→ **SOURCE TEXT**:
## Start

---
name: procstats-review
description: Analyze SQL Server procedure/trigger/function runtime stats collected from sys.dm_exec_procedure_stats into collect.proc_stats. Applies 20 checks (R1–R20) across four categories — top consumers, per-execution efficiency, pattern detection, and trend analysis. Use when pasting output from the report queries in sql/collection/04_report_queries.sql.
triggers:
  - /procstats-review
  - /proc-stats
---

# SQL Server Procedure Stats Review Skill

## Purpose

Analyze runtime statistics collected from `sys.dm_exec_procedure_stats`,
`sys.dm_exec_trigger_stats`, and `sys.dm_exec_function_stats` into the `collect.proc_stats`
table. Applies 20 checks (R1–R20) across four categories:

- **R1–R5** — Top resource consumers: identify which procedure, trigger, or function is
  burning the most CPU, reads, or elapsed time in the collection interval
- **R6–R10** — Per-execution efficiency: flag objects that are expensive per call regardless
  of how often they run — high average CPU, high reads, parameter sniffing signals, spills
- **R11–R15** — Pattern detection: N+1 callers, chatty high-frequency procs, plan instability,
  workload concentration, infrequent-but-heavy outliers
- **R16–R20** — Trend analysis: worsening CPU/reads across snapshots, execution spikes,
  plan changes, new high-cost entries (requires ≥ 3 snapshots from Q5)

## Input

Accept any of:

- **Q1 output** (Top CPU) — paste the result grid from `04_report_queries.sql` Query 1
- **Q2 output** (Top Reads) — paste Query 2 result grid
- **Q3 output** (Top Callers) — paste Query 3 result grid
- **Q4 output** (Per-Execution Averages) — paste Query 4 result grid
- **Q5 output** (Trend / Time Series) — paste Query 5 result grid (requires ≥ 3 snapshots)
- **Combined paste** — paste two or more query outputs together; apply all applicable checks
- **Natural language description** — describe the metrics you see ("usp_GetOrders uses 80% of CPU")
- **Statement-level stats** — paste output from `collect.query_stats` using the report query in
  `sql/collection/12_report_all_collections.sql` Section 2; all R-checks apply equally to
  statement-level data — just note the object_name may be NULL for ad-hoc SQL

For trend checks (R16–R20), Q5 output with ≥ 3 rows per object is required. State
"Cannot evaluate R16–R20 — trend data not provided" if Q5 is absent.

## End

→ **RECORDS**:
## Start

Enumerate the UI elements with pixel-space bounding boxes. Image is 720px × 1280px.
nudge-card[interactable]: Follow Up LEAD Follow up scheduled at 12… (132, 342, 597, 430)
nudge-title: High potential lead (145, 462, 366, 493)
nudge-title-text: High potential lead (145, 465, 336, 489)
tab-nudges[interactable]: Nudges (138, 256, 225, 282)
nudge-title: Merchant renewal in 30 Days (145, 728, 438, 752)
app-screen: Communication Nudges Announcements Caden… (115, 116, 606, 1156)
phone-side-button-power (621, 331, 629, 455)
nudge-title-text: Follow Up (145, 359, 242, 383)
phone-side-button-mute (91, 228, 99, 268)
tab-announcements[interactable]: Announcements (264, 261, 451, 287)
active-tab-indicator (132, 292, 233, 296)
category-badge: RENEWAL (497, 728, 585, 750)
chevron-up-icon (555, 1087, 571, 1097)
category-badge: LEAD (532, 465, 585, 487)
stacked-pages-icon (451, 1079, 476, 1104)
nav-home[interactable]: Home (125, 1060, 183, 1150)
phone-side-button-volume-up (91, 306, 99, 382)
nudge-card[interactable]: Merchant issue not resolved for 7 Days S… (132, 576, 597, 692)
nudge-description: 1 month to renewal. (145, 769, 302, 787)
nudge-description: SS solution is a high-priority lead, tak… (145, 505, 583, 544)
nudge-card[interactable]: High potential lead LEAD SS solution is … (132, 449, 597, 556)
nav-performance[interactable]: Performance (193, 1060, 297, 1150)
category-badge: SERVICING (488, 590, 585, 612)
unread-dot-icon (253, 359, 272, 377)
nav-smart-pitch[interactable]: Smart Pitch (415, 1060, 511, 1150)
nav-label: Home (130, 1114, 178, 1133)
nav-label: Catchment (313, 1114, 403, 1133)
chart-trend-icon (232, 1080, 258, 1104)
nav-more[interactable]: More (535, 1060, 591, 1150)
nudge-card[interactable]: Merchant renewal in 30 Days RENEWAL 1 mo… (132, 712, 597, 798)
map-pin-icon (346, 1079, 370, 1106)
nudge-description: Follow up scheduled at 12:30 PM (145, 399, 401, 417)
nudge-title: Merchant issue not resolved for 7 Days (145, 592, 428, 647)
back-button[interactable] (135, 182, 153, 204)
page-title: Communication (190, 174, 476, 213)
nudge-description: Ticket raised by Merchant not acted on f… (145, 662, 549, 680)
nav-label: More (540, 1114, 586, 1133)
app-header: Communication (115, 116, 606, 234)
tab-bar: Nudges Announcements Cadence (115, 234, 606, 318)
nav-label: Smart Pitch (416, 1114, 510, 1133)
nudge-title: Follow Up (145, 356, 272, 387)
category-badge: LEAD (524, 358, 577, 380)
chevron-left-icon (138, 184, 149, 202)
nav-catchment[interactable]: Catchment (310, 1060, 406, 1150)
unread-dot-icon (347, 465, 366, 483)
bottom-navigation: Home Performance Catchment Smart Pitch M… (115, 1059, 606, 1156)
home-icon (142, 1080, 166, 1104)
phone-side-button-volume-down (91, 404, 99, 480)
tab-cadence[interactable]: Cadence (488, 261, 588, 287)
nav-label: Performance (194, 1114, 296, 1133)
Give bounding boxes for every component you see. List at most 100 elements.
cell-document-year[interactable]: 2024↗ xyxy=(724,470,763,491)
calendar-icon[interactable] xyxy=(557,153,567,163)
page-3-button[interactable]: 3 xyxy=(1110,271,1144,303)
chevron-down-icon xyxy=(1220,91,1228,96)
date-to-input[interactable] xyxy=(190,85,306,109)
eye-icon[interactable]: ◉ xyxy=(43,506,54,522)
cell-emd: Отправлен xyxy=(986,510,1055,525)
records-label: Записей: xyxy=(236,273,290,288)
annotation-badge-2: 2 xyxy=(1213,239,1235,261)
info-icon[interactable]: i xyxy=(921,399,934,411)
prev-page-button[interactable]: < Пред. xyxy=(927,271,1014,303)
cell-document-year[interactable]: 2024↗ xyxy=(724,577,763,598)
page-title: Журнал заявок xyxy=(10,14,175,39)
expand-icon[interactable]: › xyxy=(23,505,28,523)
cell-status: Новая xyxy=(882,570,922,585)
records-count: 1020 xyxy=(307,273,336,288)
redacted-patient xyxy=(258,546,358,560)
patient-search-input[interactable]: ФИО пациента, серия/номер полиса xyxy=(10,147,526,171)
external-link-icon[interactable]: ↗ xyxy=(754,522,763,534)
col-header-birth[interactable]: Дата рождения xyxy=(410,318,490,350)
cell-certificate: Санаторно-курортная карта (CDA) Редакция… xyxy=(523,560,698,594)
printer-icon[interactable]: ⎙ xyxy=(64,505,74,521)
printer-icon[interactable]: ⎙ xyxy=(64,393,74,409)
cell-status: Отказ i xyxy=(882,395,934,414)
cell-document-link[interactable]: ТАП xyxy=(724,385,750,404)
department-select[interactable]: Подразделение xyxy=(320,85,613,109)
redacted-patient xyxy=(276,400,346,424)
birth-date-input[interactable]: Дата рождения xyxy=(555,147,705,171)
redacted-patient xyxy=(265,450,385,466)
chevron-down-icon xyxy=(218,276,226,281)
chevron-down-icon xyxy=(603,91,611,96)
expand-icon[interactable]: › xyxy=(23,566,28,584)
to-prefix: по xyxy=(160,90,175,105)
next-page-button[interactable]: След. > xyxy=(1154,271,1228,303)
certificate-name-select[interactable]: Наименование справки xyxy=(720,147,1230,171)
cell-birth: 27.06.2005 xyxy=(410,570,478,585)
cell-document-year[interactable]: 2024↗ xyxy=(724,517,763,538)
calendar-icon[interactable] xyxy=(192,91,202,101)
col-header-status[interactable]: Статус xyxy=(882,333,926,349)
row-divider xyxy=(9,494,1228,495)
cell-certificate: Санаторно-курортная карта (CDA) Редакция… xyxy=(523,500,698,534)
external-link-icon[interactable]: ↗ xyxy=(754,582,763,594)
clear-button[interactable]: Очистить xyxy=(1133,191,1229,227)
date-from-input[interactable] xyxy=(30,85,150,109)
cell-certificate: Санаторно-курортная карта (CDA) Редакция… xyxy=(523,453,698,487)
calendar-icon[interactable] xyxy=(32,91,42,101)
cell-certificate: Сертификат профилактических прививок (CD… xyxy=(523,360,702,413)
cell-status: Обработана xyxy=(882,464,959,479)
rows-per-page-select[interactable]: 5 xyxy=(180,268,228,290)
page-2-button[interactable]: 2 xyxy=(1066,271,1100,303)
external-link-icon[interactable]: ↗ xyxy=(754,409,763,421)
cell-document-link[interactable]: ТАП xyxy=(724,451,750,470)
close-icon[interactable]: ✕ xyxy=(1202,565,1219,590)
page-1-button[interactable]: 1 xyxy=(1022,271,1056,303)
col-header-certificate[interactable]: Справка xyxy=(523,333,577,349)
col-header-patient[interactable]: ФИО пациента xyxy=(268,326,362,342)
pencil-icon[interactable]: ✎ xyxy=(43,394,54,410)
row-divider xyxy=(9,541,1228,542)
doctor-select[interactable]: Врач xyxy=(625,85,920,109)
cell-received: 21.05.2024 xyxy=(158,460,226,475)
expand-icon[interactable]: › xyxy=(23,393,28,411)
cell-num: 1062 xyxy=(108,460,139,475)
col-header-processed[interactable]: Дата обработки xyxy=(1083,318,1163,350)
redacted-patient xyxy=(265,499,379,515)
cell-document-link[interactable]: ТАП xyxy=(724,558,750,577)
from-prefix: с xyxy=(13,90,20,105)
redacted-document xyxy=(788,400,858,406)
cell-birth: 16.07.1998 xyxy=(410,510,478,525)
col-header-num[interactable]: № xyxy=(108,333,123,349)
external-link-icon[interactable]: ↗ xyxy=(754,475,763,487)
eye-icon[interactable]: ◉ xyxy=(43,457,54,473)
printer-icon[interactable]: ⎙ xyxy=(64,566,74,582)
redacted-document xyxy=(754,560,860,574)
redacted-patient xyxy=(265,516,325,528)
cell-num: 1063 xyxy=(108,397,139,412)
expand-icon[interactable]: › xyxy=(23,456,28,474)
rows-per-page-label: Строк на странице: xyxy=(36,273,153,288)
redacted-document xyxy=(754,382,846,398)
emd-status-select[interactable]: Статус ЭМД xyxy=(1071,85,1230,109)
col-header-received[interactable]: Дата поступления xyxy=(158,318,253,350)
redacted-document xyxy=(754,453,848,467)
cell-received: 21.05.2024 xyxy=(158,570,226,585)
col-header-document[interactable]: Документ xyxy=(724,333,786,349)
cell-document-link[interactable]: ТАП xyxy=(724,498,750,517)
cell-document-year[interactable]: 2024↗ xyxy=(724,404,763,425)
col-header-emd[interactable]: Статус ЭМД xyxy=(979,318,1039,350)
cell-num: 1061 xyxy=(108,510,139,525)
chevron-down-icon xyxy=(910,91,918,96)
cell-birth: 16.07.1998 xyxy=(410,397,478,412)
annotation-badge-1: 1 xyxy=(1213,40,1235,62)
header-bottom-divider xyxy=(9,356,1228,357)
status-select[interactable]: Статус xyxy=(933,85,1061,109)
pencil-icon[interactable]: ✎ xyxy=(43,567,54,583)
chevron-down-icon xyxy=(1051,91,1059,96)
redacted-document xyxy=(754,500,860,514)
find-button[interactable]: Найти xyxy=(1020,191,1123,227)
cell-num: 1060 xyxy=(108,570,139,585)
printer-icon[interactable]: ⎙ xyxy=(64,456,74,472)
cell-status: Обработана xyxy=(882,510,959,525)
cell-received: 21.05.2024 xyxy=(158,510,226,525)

## End

→ **WHAT IS ASKED**:
(1) In the procedure stats review text, what must Q5 output include for the trend checks R16–R20 to be evaluated?
(2) From the procedure stats review text, list every name given in parentheses for the query outputs Q1 through Q5.
(3) Duplicate the part of the procedure stats review text that begins at the words "- **Statement-level stats**" and stops after "Q5 is absent.".

→ **IN RESPONSE**:
(1) At least 3 rows per object.

(2)
- Top CPU
- Top Reads
- Top Callers
- Per-Execution Averages
- Trend / Time Series

(3)
- **Statement-level stats** — paste output from `collect.query_stats` using the report query in
  `sql/collection/12_report_all_collections.sql` Section 2; all R-checks apply equally to
  statement-level data — just note the object_name may be NULL for ad-hoc SQL

For trend checks (R16–R20), Q5 output with ≥ 3 rows per object is required. State
"Cannot evaluate R16–R20 — trend data not provided" if Q5 is absent.